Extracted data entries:
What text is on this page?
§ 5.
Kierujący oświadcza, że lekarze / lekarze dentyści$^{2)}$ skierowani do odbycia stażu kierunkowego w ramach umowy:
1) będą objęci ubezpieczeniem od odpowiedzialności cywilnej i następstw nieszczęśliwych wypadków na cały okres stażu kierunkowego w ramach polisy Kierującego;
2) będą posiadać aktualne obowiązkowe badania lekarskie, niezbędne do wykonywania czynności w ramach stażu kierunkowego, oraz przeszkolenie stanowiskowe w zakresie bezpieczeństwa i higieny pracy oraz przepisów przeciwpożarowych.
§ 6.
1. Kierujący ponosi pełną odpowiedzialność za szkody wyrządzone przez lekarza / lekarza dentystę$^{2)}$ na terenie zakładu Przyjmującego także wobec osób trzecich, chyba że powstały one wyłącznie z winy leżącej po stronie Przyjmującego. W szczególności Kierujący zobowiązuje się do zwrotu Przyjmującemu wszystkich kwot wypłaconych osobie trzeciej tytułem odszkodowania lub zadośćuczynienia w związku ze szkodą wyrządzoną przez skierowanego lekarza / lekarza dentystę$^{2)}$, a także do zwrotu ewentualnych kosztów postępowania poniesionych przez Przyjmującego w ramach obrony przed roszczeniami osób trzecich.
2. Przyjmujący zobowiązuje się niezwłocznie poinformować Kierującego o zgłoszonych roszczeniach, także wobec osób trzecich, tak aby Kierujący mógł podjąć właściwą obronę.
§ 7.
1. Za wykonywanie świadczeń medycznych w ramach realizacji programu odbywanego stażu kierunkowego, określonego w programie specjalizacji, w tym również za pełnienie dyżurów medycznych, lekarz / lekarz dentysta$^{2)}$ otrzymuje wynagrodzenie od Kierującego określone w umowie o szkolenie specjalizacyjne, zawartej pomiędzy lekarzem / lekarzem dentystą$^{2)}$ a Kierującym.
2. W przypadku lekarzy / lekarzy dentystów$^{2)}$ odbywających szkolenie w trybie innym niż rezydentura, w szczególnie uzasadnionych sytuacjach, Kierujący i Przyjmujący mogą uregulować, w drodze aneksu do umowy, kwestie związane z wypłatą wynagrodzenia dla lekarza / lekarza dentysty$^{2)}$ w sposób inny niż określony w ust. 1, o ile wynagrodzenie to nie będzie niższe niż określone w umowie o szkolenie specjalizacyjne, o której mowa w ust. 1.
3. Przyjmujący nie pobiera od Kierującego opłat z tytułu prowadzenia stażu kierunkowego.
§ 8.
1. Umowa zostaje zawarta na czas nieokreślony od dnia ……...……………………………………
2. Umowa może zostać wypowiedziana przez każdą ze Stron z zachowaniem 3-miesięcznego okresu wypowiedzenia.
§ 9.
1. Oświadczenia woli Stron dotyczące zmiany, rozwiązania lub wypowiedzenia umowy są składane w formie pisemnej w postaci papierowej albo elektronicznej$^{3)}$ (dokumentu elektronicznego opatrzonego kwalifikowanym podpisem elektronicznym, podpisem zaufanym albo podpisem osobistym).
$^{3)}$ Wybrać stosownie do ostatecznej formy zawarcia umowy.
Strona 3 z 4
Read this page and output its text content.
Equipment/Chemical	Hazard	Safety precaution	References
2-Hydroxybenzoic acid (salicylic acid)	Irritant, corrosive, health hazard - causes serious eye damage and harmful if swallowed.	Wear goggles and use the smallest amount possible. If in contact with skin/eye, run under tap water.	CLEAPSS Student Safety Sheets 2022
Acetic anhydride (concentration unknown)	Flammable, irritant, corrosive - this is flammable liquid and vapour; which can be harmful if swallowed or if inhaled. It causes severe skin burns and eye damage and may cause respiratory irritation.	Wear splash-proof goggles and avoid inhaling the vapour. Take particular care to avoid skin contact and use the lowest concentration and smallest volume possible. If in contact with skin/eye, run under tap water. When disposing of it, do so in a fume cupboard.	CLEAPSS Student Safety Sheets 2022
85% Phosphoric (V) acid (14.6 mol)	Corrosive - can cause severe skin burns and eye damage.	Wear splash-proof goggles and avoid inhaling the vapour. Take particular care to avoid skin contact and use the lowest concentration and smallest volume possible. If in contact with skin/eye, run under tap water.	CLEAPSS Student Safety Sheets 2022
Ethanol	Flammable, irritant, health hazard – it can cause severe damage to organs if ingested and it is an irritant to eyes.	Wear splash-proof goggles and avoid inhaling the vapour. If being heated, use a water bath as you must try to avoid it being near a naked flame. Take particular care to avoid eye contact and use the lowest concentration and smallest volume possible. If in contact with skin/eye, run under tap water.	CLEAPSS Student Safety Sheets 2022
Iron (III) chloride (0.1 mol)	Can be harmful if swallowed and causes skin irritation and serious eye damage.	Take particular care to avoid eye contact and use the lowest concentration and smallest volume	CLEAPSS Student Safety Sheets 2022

** Work instructions **
Search the data above for the string "wypowiedzenia" and copy each line that has it.

** Output of the exercise **
2. Umowa może zostać wypowiedziana przez każdą ze Stron z zachowaniem 3-miesięcznego okresu wypowiedzenia.
1. Oświadczenia woli Stron dotyczące zmiany, rozwiązania lub wypowiedzenia umowy są składane w formie pisemnej w postaci papierowej albo elektronicznej$^{3)}$ (dokumentu elektronicznego opatrzonego kwalifikowanym podpisem elektronicznym, podpisem zaufanym albo podpisem osobistym).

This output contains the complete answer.